### GIVEN PROBLEM
Determine how many lines in these records hold "опекуна". Only the number is wanted.

### INFORMATION PROVIDED
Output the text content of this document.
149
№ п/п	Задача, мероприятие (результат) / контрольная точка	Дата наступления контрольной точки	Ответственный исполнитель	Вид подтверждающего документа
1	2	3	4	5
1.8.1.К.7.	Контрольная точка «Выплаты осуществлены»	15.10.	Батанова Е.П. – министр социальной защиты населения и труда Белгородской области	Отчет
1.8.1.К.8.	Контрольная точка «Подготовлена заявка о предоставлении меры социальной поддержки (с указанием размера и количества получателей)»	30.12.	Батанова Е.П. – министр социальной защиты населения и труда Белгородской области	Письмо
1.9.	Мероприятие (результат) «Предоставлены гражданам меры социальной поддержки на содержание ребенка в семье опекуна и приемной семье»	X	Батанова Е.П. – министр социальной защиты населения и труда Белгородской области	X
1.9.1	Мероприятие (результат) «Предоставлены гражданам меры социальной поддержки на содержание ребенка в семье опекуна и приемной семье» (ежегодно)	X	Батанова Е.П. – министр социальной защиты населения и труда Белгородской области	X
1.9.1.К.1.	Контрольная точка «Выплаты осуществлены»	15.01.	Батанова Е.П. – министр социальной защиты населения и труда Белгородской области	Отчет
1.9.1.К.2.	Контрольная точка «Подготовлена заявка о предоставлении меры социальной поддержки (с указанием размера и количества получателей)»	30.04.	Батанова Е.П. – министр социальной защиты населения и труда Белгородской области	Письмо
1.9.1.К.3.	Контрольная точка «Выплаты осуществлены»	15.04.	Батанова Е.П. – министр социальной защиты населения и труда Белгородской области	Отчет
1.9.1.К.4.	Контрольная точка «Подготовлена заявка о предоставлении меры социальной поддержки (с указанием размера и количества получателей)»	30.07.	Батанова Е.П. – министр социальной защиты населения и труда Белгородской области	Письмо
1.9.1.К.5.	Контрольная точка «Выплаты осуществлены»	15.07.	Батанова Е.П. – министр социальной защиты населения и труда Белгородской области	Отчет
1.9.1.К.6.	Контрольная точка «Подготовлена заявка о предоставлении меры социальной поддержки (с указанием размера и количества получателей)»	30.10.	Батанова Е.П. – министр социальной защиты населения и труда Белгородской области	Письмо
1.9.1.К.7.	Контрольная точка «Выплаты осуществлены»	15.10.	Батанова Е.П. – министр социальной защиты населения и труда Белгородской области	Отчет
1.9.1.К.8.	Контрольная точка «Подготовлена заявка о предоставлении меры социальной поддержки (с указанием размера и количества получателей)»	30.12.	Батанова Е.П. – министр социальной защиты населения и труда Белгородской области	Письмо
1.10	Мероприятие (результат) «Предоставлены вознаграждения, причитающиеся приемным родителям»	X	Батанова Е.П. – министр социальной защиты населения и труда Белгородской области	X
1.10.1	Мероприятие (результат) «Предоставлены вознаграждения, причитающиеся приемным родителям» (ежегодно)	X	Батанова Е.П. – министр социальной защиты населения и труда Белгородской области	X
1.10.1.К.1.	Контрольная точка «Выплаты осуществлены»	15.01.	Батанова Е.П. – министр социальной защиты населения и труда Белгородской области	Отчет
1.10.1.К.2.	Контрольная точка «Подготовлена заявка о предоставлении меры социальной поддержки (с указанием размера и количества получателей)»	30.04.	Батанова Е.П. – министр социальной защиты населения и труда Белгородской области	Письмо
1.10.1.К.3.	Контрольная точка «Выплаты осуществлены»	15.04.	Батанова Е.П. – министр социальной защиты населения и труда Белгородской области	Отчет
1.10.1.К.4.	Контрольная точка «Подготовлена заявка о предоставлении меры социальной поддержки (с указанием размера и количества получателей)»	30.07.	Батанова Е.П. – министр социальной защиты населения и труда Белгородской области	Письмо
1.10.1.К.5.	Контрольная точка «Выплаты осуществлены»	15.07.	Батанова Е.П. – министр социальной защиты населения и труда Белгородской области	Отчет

### RESPONSE FOR THIS EXERCISE
2